● TASK DESCRIPTION: Retype every line of the entries below word for word, leaving out the pictures.

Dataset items
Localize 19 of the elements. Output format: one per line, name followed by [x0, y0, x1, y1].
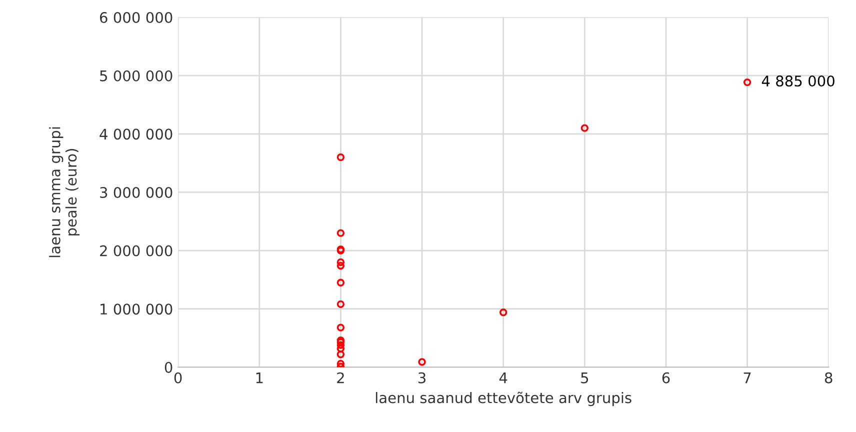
x-tick-label: 1 — [256, 372, 263, 384]
x-tick-label: 2 — [337, 372, 344, 384]
x-tick-label: 8 — [824, 372, 832, 384]
y-tick-label: 6 000 000 — [100, 12, 172, 24]
y-tick-label: 1 000 000 — [100, 304, 172, 315]
x-axis-title: laenu saanud ettevõtete arv grupis — [376, 392, 632, 406]
y-tick-label: 2 000 000 — [100, 245, 172, 256]
y-tick-label: 0 — [164, 362, 172, 373]
x-tick-label: 6 — [662, 372, 670, 384]
x-tick-label: 3 — [418, 372, 426, 384]
x-tick-label: 0 — [174, 372, 182, 384]
x-tick-label: 4 — [499, 372, 508, 384]
y-tick-label: 5 000 000 — [100, 70, 172, 82]
x-tick-label: 7 — [744, 372, 751, 384]
x-tick-label: 5 — [581, 372, 588, 384]
y-tick-label: 4 000 000 — [100, 128, 172, 140]
y-axis-title: laenu smma grupi peale (euro) — [49, 127, 80, 258]
data-label: 4 885 000 — [762, 76, 834, 87]
y-tick-label: 3 000 000 — [100, 186, 172, 198]
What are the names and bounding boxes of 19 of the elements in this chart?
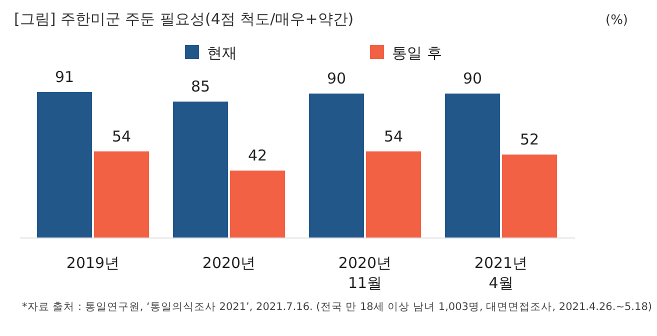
x-tick: 2020년 xyxy=(202,254,256,272)
x-tick: 2020년 xyxy=(338,254,392,272)
x-tick: 2021년 xyxy=(474,254,528,272)
data-label: 52 xyxy=(520,130,540,149)
legend-label: 통일 후 xyxy=(392,44,442,62)
x-tick: 2019년 xyxy=(66,254,120,272)
data-label: 54 xyxy=(384,127,404,146)
annotation: *자료 출처 : 통일연구원, ‘통일의식조사 2021’, 2021.7.16. (전국 만 18세 이상 남녀 1,003명, 대면면접조사, 2021.4.26.~5.18) xyxy=(22,301,652,313)
data-label: 91 xyxy=(54,68,74,86)
x-tick: 4월 xyxy=(488,274,514,292)
data-label: 54 xyxy=(112,127,132,146)
data-label: 90 xyxy=(326,70,346,88)
legend-label: 현재 xyxy=(207,44,237,62)
data-label: 42 xyxy=(248,146,268,165)
data-label: 85 xyxy=(190,78,210,96)
data-label: 90 xyxy=(462,70,482,88)
x-tick: 11월 xyxy=(348,274,382,292)
annotation: (%) xyxy=(606,13,628,28)
title: [그림] 주한미군 주둔 필요성(4점 척도/매우+약간) xyxy=(14,10,354,28)
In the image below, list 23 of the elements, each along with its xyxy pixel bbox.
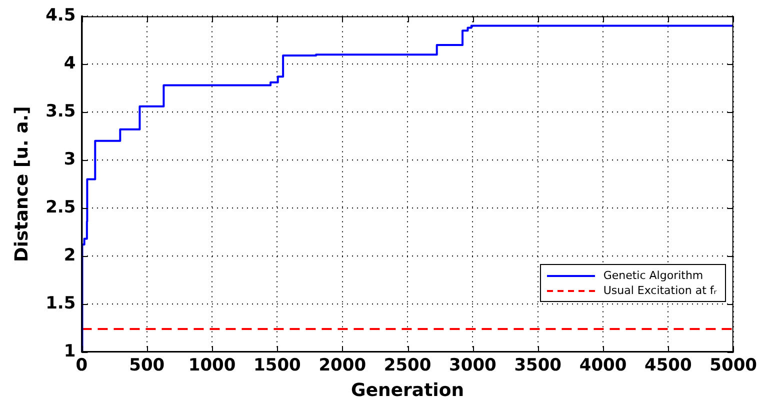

● OUTPUT FOR THIS TASK:
Localize 19 of the elements. Output format: one per line, name followed by [x0, y0, x1, y1].
x-tick-label: 1 — [256, 372, 263, 384]
x-tick-label: 2 — [337, 372, 344, 384]
x-tick-label: 8 — [824, 372, 832, 384]
y-tick-label: 6 000 000 — [100, 12, 172, 24]
y-tick-label: 1 000 000 — [100, 304, 172, 315]
x-axis-title: laenu saanud ettevõtete arv grupis — [376, 392, 632, 406]
y-tick-label: 2 000 000 — [100, 245, 172, 256]
y-tick-label: 0 — [164, 362, 172, 373]
x-tick-label: 6 — [662, 372, 670, 384]
x-tick-label: 3 — [418, 372, 426, 384]
x-tick-label: 0 — [174, 372, 182, 384]
x-tick-label: 4 — [499, 372, 508, 384]
y-tick-label: 5 000 000 — [100, 70, 172, 82]
x-tick-label: 7 — [744, 372, 751, 384]
x-tick-label: 5 — [581, 372, 588, 384]
y-tick-label: 4 000 000 — [100, 128, 172, 140]
y-axis-title: laenu smma grupi peale (euro) — [49, 127, 80, 258]
data-label: 4 885 000 — [762, 76, 834, 87]
y-tick-label: 3 000 000 — [100, 186, 172, 198]
What are the names and bounding boxes of 19 of the elements in this chart?
x-tick: 2020년 xyxy=(202,254,256,272)
x-tick: 2020년 xyxy=(338,254,392,272)
x-tick: 2021년 xyxy=(474,254,528,272)
data-label: 52 xyxy=(520,130,540,149)
legend-label: 통일 후 xyxy=(392,44,442,62)
x-tick: 2019년 xyxy=(66,254,120,272)
data-label: 54 xyxy=(384,127,404,146)
annotation: *자료 출처 : 통일연구원, ‘통일의식조사 2021’, 2021.7.16. (전국 만 18세 이상 남녀 1,003명, 대면면접조사, 2021.4.26.~5.18) xyxy=(22,301,652,313)
data-label: 91 xyxy=(54,68,74,86)
x-tick: 4월 xyxy=(488,274,514,292)
data-label: 54 xyxy=(112,127,132,146)
data-label: 90 xyxy=(326,70,346,88)
legend-label: 현재 xyxy=(207,44,237,62)
data-label: 42 xyxy=(248,146,268,165)
data-label: 85 xyxy=(190,78,210,96)
data-label: 90 xyxy=(462,70,482,88)
x-tick: 11월 xyxy=(348,274,382,292)
annotation: (%) xyxy=(606,13,628,28)
title: [그림] 주한미군 주둔 필요성(4점 척도/매우+약간) xyxy=(14,10,354,28)
In the image below, list 23 of the elements, each along with its xyxy pixel bbox.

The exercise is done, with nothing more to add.